GOAL :: Only lines with the string "color" matter here; gather them from the material below.

[Saved entries]
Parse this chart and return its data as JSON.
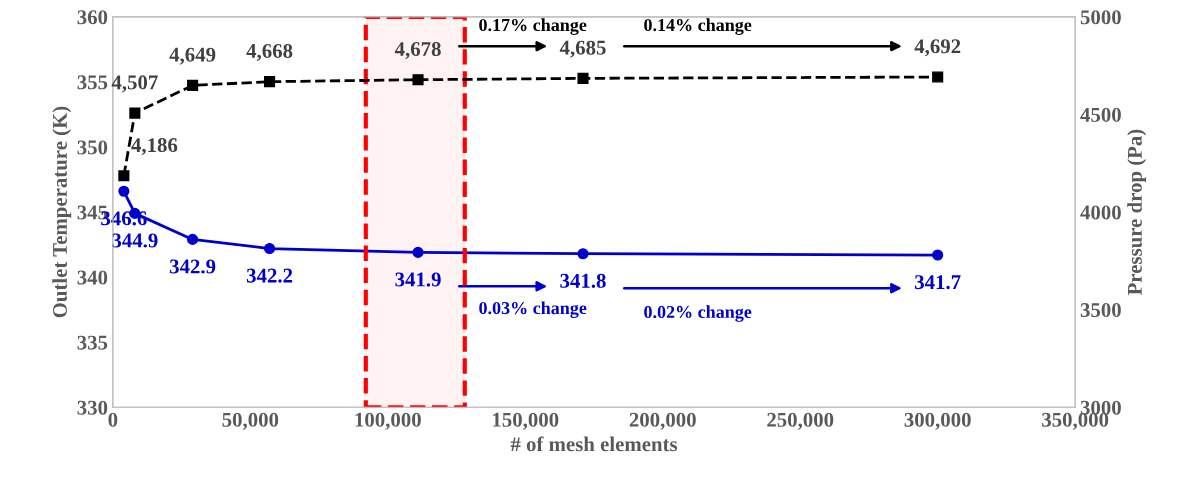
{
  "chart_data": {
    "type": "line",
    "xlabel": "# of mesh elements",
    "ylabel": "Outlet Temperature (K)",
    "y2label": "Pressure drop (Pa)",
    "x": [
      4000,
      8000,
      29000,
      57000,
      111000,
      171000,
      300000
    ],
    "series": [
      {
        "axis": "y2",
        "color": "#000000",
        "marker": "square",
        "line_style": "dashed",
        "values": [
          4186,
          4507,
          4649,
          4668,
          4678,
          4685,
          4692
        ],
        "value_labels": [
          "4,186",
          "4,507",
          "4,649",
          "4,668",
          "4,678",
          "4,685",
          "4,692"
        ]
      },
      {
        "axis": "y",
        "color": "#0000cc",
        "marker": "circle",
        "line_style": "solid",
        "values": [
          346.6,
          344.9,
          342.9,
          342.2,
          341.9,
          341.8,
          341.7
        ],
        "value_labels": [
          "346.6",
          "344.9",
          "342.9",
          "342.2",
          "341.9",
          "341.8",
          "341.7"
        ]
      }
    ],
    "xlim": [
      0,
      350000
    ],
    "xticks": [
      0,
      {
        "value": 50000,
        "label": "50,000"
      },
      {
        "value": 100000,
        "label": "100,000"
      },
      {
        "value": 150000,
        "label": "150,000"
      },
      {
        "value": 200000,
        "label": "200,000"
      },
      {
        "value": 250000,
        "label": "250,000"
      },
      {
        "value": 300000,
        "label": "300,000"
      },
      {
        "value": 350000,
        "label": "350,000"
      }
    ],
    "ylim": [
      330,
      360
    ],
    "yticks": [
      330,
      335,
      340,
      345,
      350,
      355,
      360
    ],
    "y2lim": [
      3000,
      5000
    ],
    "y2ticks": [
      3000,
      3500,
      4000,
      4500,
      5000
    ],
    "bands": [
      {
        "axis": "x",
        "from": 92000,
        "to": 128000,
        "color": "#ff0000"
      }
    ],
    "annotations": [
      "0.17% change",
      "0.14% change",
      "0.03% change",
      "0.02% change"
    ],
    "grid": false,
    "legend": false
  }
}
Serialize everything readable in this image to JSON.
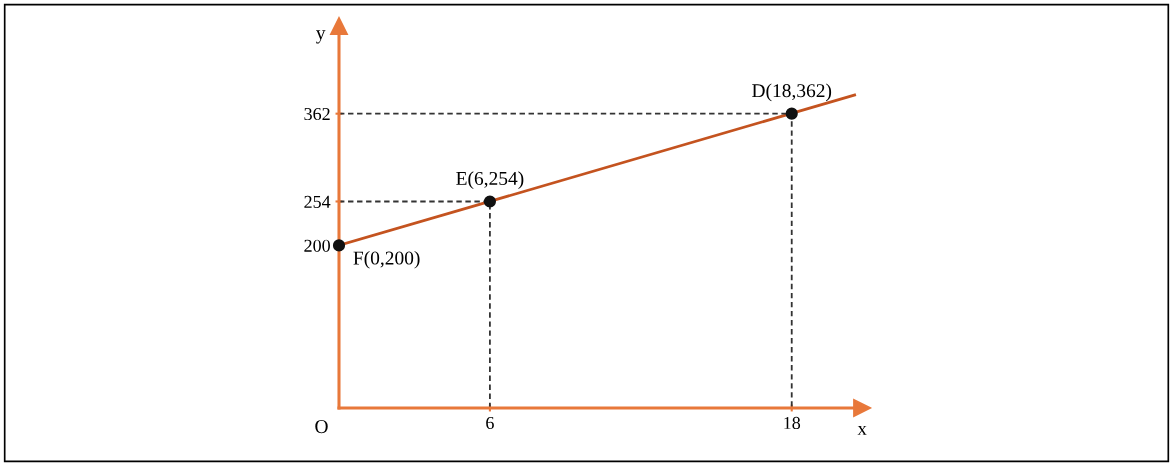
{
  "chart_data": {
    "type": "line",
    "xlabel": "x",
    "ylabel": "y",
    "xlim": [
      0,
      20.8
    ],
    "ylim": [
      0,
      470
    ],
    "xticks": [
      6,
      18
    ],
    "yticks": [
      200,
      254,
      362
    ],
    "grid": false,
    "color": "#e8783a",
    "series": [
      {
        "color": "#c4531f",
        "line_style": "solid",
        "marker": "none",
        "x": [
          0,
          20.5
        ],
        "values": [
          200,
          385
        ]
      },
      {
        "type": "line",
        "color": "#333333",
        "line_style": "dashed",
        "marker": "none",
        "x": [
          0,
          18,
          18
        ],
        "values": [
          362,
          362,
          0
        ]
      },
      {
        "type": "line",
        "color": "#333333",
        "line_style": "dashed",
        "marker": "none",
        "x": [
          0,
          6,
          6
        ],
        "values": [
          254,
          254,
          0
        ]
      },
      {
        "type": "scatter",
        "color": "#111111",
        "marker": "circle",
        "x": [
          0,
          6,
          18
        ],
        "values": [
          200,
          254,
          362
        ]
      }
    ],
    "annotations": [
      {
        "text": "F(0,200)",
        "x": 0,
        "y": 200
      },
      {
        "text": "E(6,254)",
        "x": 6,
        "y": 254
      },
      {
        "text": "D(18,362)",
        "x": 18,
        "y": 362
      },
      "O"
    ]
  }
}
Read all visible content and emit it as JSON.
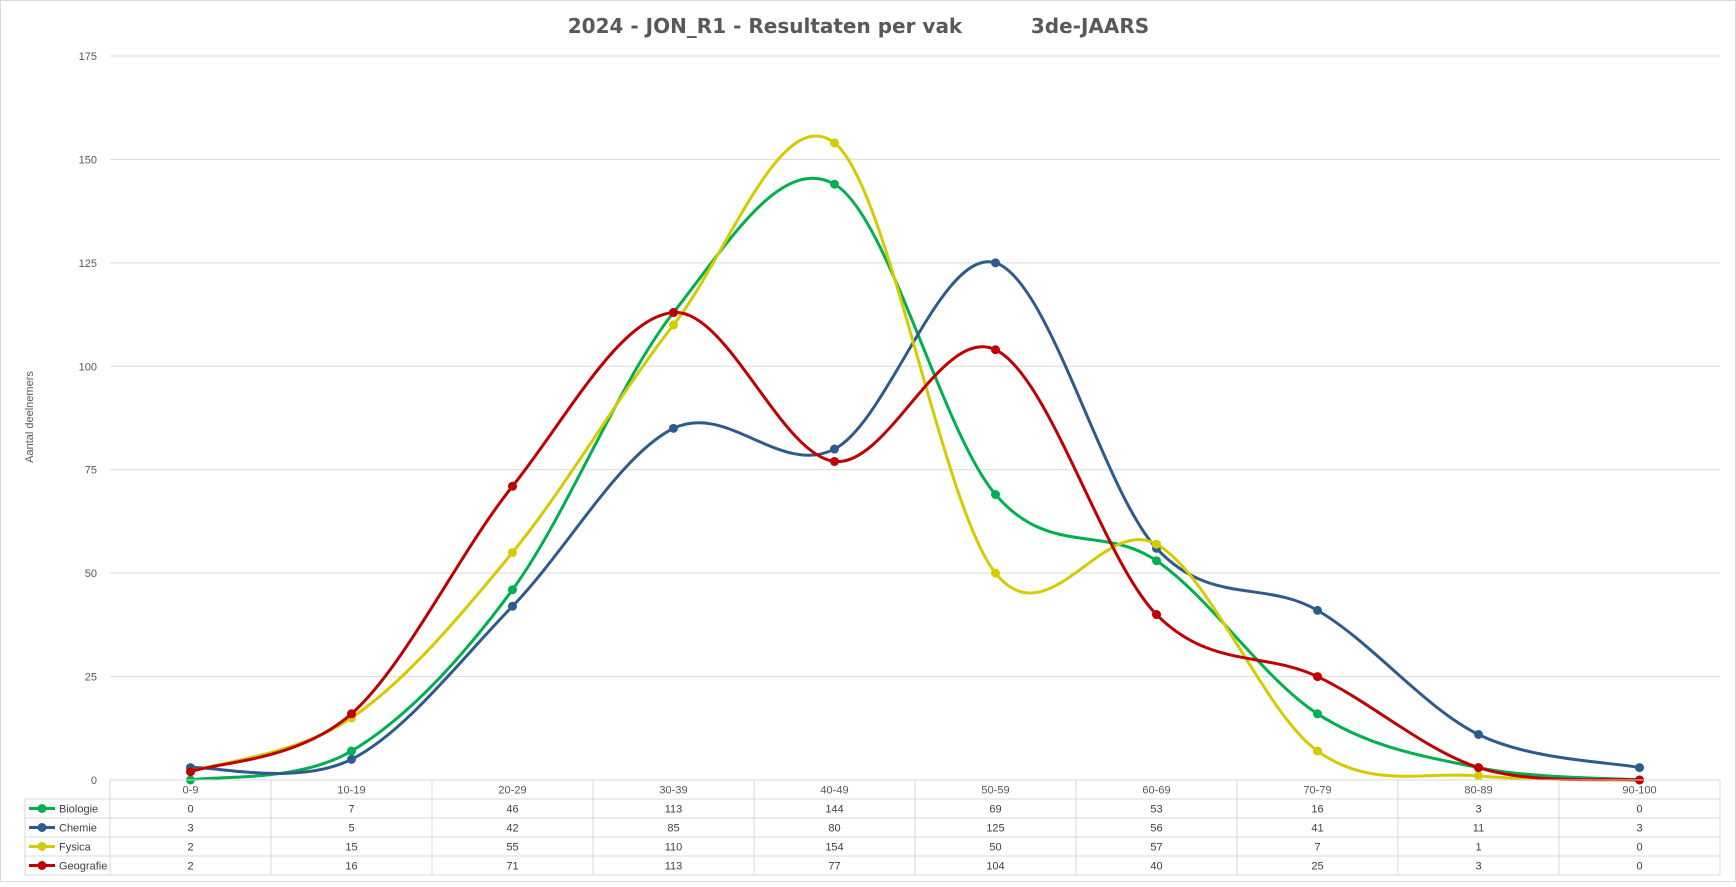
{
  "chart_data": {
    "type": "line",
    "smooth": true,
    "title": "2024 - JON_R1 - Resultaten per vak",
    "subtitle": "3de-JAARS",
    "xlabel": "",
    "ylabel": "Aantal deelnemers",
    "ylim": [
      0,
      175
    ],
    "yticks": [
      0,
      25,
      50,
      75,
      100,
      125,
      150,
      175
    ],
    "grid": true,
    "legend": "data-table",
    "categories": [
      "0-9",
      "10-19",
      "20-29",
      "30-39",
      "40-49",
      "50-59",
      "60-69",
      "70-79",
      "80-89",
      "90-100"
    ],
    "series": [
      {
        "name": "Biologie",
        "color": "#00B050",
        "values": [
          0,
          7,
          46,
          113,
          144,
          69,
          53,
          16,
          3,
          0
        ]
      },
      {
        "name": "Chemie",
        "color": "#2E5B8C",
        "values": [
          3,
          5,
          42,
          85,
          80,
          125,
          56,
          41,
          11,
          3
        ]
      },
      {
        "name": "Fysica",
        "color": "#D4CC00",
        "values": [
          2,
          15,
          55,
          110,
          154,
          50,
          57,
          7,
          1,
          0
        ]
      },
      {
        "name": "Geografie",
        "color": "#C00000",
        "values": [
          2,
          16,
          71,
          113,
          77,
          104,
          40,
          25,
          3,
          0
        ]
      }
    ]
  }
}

SOLUTION BELOW ::
        "color": "#000000",
        "color": "#0000cc",
        "color": "#ff0000"
    "color": "#e8783a",
        "color": "#c4531f",
        "color": "#333333",
        "color": "#333333",
        "color": "#111111",
        "color": "#00B050",
        "color": "#2E5B8C",
        "color": "#D4CC00",
        "color": "#C00000",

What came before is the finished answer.